## Extracted text
[Start of section]

The news comes from a team of SecuInfra cybersecurity experts, who published an advisory on Tuesday describing the south-Asian APT’s recent campaigns. 

“Through malicious document files and intermediate malware stages, the threat actors conduct espionage by deploying Remote Access Trojans,” reads the document.

The SecuInfra findings build on a report published by Talos last May (which disclosed the group’s expansion and intentions to hit Bangladeshi government organizations) and cover an attack presumably conducted in mid-May 2022.

Specifically, the attack would have originated from a weaponized Excel document likely distributed through a spear-phishing email.

When opened, the email would take advantage of the Microsoft Equation Editor exploit (CVE-2018-0798) to drop a payload named ZxxZ from a remote server.

The malicious code would then be implemented in Visual C++ and work as a second-stage implant, allowing malicious actors to deploy additional malware.

“Comparing this fingerprinting function to the one documented by Cisco Talos we can see that Bitter abandoned the ZxxZ value separator (that gave the Downloader its name) in exchange for a simple underscore.”

[End of section]

## Exercise data

[Start of section]

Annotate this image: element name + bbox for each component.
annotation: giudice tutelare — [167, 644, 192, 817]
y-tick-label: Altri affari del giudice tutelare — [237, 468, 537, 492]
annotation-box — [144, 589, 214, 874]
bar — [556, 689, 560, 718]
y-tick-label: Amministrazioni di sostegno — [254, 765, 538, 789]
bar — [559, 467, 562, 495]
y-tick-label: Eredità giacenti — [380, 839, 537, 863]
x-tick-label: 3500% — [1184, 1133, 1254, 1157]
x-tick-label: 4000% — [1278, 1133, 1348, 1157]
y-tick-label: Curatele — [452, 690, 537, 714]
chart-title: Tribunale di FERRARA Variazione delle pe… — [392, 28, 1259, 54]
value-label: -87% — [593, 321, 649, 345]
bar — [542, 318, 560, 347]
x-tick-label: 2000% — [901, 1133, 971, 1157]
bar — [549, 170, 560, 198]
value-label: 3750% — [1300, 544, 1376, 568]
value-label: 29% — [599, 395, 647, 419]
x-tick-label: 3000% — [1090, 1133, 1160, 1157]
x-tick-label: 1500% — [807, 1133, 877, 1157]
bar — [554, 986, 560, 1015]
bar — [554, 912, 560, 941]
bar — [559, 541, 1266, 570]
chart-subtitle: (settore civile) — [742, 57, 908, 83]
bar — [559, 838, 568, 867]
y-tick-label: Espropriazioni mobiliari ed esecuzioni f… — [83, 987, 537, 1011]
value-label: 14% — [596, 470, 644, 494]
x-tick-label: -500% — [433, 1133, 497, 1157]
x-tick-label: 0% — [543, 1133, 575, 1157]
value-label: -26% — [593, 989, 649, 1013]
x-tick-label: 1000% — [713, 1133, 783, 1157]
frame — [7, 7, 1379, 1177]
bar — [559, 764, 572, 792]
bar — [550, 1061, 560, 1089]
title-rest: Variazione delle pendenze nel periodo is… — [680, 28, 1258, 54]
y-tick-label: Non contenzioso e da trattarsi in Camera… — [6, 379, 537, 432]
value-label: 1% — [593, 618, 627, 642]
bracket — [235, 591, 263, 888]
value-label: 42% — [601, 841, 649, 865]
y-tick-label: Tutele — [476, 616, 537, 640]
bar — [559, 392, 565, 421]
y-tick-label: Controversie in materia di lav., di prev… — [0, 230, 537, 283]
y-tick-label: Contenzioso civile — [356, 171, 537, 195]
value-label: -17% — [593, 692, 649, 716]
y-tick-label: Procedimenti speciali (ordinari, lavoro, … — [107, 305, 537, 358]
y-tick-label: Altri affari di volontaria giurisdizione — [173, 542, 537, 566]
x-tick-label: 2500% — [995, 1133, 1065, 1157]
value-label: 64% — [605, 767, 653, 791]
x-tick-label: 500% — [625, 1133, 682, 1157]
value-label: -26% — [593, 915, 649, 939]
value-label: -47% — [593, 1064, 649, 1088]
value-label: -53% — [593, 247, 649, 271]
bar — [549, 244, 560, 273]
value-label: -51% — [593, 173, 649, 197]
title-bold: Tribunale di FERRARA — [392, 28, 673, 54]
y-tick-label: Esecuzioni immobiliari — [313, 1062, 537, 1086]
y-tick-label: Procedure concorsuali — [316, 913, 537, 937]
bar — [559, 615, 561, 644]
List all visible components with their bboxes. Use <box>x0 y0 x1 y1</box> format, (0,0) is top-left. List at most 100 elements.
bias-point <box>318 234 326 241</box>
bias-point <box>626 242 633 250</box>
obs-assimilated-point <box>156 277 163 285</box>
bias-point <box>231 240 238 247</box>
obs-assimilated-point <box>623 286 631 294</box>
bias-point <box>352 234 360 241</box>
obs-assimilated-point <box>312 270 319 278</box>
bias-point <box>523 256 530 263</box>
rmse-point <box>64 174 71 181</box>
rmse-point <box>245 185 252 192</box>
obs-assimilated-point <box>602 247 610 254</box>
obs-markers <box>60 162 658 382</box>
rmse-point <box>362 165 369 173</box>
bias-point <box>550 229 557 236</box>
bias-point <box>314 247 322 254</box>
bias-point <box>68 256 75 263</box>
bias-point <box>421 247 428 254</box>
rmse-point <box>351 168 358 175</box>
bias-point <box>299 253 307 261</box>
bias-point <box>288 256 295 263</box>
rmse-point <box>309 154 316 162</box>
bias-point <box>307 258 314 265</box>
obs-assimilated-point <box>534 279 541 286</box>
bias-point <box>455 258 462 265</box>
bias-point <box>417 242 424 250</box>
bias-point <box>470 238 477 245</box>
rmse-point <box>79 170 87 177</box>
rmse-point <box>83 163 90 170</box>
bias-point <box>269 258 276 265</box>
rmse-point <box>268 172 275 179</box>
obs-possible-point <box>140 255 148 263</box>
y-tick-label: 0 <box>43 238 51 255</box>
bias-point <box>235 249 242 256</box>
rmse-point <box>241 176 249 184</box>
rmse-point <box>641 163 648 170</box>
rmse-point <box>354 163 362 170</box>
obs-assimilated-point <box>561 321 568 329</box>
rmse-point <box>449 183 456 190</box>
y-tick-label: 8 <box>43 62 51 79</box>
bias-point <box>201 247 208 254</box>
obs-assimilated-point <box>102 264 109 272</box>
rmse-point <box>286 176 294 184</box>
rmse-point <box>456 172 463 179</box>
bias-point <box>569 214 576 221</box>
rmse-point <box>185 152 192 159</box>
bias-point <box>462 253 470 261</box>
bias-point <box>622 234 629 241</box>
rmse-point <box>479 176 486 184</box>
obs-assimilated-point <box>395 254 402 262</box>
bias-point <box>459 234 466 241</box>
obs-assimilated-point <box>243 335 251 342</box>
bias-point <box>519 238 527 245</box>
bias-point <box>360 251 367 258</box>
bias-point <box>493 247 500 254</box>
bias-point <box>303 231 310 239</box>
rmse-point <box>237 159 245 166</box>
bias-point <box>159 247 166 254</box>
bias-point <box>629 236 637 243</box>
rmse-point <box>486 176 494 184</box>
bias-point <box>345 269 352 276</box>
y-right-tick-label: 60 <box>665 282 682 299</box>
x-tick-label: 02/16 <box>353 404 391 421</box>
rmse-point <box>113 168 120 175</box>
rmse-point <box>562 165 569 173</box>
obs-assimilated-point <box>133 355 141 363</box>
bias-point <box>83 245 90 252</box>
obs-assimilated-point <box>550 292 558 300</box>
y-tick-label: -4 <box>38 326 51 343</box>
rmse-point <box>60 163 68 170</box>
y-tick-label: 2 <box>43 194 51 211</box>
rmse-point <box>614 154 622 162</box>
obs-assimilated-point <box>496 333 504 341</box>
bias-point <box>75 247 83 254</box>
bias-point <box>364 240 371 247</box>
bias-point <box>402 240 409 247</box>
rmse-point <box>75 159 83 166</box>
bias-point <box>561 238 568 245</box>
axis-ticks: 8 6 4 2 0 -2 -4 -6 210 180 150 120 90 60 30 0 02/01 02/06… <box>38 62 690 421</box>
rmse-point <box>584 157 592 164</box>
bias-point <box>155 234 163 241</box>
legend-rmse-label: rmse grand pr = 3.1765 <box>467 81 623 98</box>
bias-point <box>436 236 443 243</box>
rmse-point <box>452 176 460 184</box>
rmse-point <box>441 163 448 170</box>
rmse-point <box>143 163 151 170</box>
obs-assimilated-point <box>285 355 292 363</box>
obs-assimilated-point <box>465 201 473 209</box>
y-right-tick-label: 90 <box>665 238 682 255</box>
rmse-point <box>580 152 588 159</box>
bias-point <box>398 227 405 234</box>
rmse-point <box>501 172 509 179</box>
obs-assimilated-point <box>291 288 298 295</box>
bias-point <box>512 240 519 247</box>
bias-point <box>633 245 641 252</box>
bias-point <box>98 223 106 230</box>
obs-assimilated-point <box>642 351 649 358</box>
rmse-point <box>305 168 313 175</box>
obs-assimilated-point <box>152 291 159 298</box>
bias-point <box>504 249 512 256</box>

[End of section]

## Required action
Continue the article about the SecuInfra advisory on the Bitter APT campaign from its last sentence. The rows are separate material and have no connection to the article about the SecuInfra advisory.

## Result of the task
According to SecuInfra, the APT did this to avoid detection through IDS/IPS systems based on this specific separator.

“The Bitter threat group continues to use their exploitation approach in Asia with themed lures and internal changes to avoid existing detections,” SecuInfra explained.

To protect from such attacks, the security researchers said companies and governments should regularly implement network and endpoint detection and response measures and patch commonly exploited software like Microsoft Office.

“We will continue to monitor this threat group and report on changes in their Tactics, Techniques and Procedures.”

All of the samples mentioned in the SecuInfra advisory have been reportedly made available through the public Malware repositories MalwareBazaar and Malshare for verification and further research.